*YOUR GOAL*. A line qualifies if it holds the string "Sandys". Copy every qualifying line from the records.

···

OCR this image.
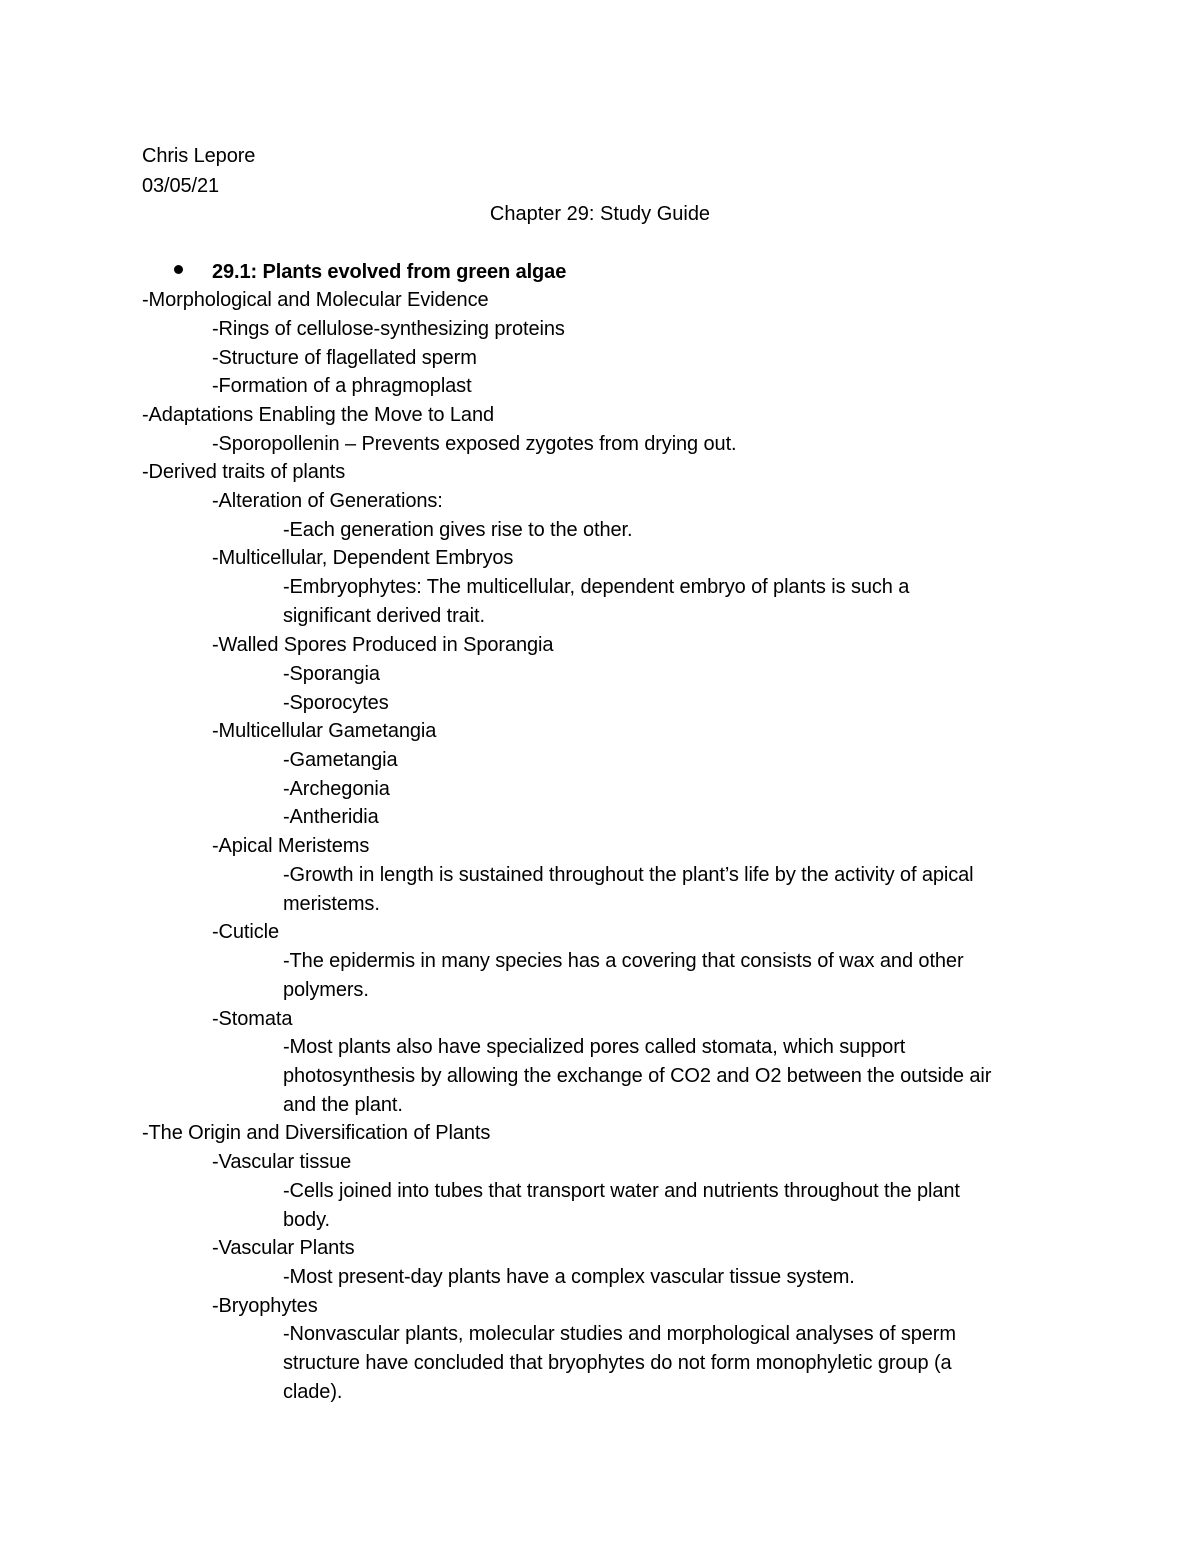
Chris Lepore
03/05/21
Chapter 29: Study Guide
29.1: Plants evolved from green algae
-Morphological and Molecular Evidence
-Rings of cellulose-synthesizing proteins
-Structure of flagellated sperm
-Formation of a phragmoplast
-Adaptations Enabling the Move to Land
-Sporopollenin – Prevents exposed zygotes from drying out.
-Derived traits of plants
-Alteration of Generations:
-Each generation gives rise to the other.
-Multicellular, Dependent Embryos
-Embryophytes: The multicellular, dependent embryo of plants is such a
significant derived trait.
-Walled Spores Produced in Sporangia
-Sporangia
-Sporocytes
-Multicellular Gametangia
-Gametangia
-Archegonia
-Antheridia
-Apical Meristems
-Growth in length is sustained throughout the plant’s life by the activity of apical
meristems.
-Cuticle
-The epidermis in many species has a covering that consists of wax and other
polymers.
-Stomata
-Most plants also have specialized pores called stomata, which support
photosynthesis by allowing the exchange of CO2 and O2 between the outside air
and the plant.
-The Origin and Diversification of Plants
-Vascular tissue
-Cells joined into tubes that transport water and nutrients throughout the plant
body.
-Vascular Plants
-Most present-day plants have a complex vascular tissue system.
-Bryophytes
-Nonvascular plants, molecular studies and morphological analyses of sperm
structure have concluded that bryophytes do not form monophyletic group (a
clade).
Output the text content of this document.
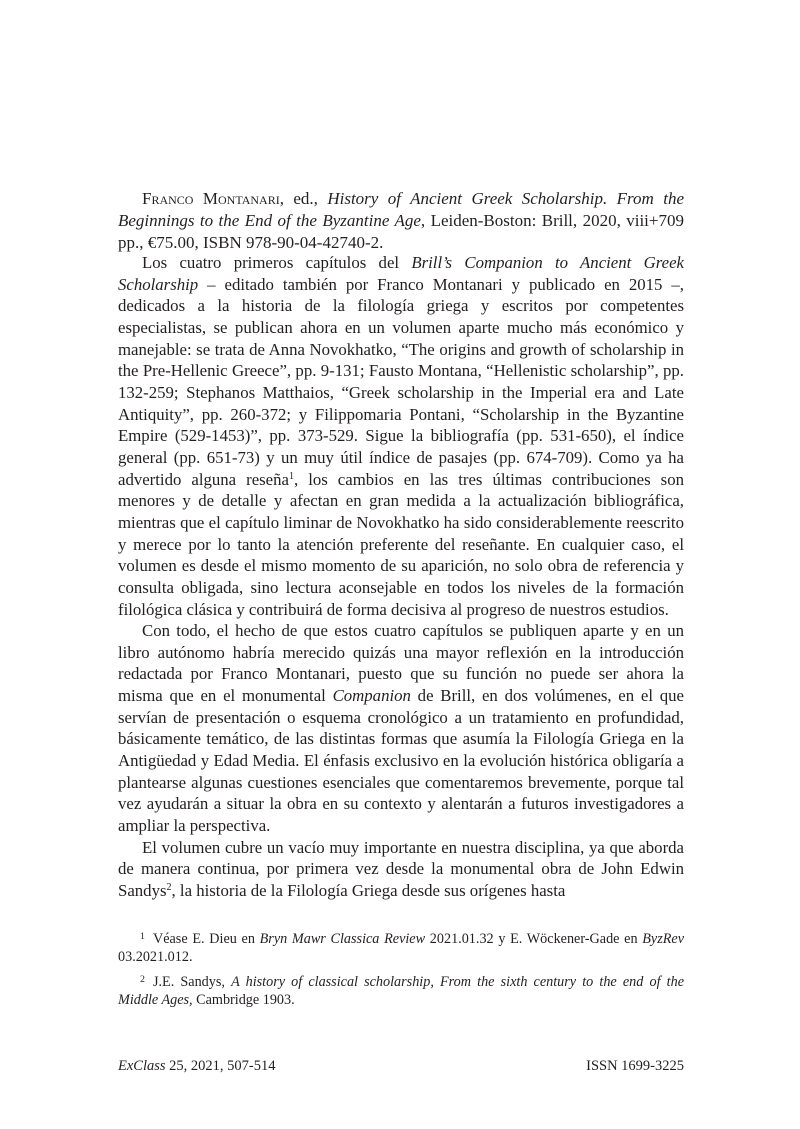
Franco Montanari, ed., History of Ancient Greek Scholarship. From the Beginnings to the End of the Byzantine Age, Leiden-Boston: Brill, 2020, viii+709 pp., €75.00, ISBN 978-90-04-42740-2.

Los cuatro primeros capítulos del Brill’s Companion to Ancient Greek Scholarship – editado también por Franco Montanari y publicado en 2015 –, dedicados a la historia de la filología griega y escritos por competentes especialistas, se publican ahora en un volumen aparte mucho más económico y manejable: se trata de Anna Novokhatko, “The origins and growth of scholarship in the Pre-Hellenic Greece”, pp. 9-131; Fausto Montana, “Hellenistic scholarship”, pp. 132-259; Stephanos Matthaios, “Greek scholarship in the Imperial era and Late Antiquity”, pp. 260-372; y Filippomaria Pontani, “Scholarship in the Byzantine Empire (529-1453)”, pp. 373-529. Sigue la bibliografía (pp. 531-650), el índice general (pp. 651-73) y un muy útil índice de pasajes (pp. 674-709). Como ya ha advertido alguna reseña$^1$, los cambios en las tres últimas contribuciones son menores y de detalle y afectan en gran medida a la actualización bibliográfica, mientras que el capítulo liminar de Novokhatko ha sido considerablemente reescrito y merece por lo tanto la atención preferente del reseñante. En cualquier caso, el volumen es desde el mismo momento de su aparición, no solo obra de referencia y consulta obligada, sino lectura aconsejable en todos los niveles de la formación filológica clásica y contribuirá de forma decisiva al progreso de nuestros estudios.

Con todo, el hecho de que estos cuatro capítulos se publiquen aparte y en un libro autónomo habría merecido quizás una mayor reflexión en la introducción redactada por Franco Montanari, puesto que su función no puede ser ahora la misma que en el monumental Companion de Brill, en dos volúmenes, en el que servían de presentación o esquema cronológico a un tratamiento en profundidad, básicamente temático, de las distintas formas que asumía la Filología Griega en la Antigüedad y Edad Media. El énfasis exclusivo en la evolución histórica obligaría a plantearse algunas cuestiones esenciales que comentaremos brevemente, porque tal vez ayudarán a situar la obra en su contexto y alentarán a futuros investigadores a ampliar la perspectiva.

El volumen cubre un vacío muy importante en nuestra disciplina, ya que aborda de manera continua, por primera vez desde la monumental obra de John Edwin Sandys$^2$, la historia de la Filología Griega desde sus orígenes hasta

$^1$ Véase E. Dieu en Bryn Mawr Classica Review 2021.01.32 y E. Wöckener-Gade en ByzRev 03.2021.012.

$^2$ J.E. Sandys, A history of classical scholarship, From the sixth century to the end of the Middle Ages, Cambridge 1903.

ExClass 25, 2021, 507-514	ISSN 1699-3225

···

*RESULT OF THE TASK*.
El volumen cubre un vacío muy importante en nuestra disciplina, ya que aborda de manera continua, por primera vez desde la monumental obra de John Edwin Sandys$^2$, la historia de la Filología Griega desde sus orígenes hasta
$^2$ J.E. Sandys, A history of classical scholarship, From the sixth century to the end of the Middle Ages, Cambridge 1903.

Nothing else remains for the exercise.